_Exercise prompt:_ Using the material below, copy every line where "galassia" appears.
+--
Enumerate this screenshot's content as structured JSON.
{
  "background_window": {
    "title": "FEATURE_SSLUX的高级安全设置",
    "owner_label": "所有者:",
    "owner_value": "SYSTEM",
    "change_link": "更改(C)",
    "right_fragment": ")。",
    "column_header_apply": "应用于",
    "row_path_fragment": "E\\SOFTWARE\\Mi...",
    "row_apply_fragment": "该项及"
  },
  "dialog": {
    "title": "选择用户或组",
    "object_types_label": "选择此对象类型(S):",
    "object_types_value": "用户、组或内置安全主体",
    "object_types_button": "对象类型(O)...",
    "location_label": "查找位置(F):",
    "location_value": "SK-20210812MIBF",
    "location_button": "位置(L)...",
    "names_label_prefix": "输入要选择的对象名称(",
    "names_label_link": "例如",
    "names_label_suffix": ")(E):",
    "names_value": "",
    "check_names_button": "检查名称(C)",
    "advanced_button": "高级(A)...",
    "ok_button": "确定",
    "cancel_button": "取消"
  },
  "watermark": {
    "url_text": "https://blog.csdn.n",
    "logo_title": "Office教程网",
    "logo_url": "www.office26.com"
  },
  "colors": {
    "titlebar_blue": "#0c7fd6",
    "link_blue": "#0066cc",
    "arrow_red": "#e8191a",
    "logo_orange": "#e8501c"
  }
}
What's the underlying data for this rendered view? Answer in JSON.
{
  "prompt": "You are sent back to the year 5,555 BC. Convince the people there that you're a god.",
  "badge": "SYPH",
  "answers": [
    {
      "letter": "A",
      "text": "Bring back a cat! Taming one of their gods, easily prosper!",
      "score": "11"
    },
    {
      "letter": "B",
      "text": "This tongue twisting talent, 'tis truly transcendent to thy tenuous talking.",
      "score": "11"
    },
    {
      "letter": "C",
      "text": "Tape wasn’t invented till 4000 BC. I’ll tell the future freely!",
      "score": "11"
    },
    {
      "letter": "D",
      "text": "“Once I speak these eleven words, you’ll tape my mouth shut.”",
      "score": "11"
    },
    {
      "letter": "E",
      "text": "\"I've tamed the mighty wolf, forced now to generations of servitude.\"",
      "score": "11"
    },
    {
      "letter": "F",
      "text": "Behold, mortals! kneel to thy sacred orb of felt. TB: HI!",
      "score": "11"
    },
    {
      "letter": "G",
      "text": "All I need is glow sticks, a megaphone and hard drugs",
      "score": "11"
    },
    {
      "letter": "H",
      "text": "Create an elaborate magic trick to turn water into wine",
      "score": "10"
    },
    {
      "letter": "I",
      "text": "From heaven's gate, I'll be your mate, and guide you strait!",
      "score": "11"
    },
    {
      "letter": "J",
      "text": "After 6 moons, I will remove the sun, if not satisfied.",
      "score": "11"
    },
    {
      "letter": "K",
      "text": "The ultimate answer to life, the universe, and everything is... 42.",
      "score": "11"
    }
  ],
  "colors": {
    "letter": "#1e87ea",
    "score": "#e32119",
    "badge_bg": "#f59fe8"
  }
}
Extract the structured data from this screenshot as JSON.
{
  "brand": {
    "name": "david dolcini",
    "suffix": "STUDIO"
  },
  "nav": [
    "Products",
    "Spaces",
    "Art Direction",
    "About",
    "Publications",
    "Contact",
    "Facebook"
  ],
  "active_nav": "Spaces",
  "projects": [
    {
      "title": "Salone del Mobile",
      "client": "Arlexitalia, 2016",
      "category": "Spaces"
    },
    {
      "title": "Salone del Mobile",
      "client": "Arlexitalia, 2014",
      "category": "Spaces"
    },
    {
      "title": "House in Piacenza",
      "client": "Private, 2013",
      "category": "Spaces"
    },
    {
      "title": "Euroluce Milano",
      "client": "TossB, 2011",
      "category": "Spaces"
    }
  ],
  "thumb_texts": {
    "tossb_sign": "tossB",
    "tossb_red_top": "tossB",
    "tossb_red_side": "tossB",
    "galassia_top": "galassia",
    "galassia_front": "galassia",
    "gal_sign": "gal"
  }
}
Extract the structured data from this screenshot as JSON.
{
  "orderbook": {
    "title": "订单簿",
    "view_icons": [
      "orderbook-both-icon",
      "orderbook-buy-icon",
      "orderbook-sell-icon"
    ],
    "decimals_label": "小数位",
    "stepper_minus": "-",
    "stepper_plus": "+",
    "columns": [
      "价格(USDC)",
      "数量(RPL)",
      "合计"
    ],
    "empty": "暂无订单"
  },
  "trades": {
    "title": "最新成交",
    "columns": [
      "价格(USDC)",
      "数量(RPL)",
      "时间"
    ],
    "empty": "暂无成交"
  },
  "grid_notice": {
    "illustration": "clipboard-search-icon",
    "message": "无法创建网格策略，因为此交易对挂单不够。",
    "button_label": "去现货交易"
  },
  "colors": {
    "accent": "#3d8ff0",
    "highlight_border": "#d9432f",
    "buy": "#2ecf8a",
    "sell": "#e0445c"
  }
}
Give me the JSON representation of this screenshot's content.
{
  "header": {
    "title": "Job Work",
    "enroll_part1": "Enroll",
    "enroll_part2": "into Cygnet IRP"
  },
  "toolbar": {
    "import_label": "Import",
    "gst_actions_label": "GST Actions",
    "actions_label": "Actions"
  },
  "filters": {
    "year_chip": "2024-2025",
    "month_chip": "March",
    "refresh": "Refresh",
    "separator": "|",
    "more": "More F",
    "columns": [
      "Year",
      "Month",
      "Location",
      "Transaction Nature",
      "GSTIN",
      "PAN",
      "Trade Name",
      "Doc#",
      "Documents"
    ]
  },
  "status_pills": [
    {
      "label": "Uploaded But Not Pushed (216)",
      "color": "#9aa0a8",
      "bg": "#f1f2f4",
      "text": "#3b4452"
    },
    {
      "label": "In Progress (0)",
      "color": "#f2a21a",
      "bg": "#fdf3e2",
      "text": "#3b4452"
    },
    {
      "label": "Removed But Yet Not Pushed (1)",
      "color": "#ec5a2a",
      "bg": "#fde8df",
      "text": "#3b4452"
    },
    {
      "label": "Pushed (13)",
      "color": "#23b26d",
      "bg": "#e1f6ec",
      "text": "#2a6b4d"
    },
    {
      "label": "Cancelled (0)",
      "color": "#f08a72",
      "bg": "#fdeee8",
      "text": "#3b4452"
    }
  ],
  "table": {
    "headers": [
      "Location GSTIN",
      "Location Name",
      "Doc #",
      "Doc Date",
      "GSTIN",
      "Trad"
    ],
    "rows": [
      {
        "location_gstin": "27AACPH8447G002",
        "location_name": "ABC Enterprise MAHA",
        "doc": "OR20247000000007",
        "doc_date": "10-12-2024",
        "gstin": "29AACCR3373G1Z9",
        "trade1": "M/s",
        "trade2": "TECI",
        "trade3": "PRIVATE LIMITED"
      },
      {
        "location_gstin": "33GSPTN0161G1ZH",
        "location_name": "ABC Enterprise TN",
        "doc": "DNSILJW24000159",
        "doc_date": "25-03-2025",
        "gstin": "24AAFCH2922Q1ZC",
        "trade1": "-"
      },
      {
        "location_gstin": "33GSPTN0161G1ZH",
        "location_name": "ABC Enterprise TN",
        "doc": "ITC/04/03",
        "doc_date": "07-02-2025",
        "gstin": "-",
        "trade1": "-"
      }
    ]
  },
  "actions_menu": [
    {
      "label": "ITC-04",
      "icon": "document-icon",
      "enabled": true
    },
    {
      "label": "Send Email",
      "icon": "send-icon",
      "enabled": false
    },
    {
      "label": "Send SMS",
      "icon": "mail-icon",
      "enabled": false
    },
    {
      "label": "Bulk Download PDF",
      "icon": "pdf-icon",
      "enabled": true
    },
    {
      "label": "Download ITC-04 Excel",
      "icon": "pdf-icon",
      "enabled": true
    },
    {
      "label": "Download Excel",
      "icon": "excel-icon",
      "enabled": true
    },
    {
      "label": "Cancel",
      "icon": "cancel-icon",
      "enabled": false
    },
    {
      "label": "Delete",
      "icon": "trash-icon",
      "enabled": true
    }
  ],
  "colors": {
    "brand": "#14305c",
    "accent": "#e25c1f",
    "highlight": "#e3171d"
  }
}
+--
_Full output:_
    "galassia_top": "galassia",
    "galassia_front": "galassia",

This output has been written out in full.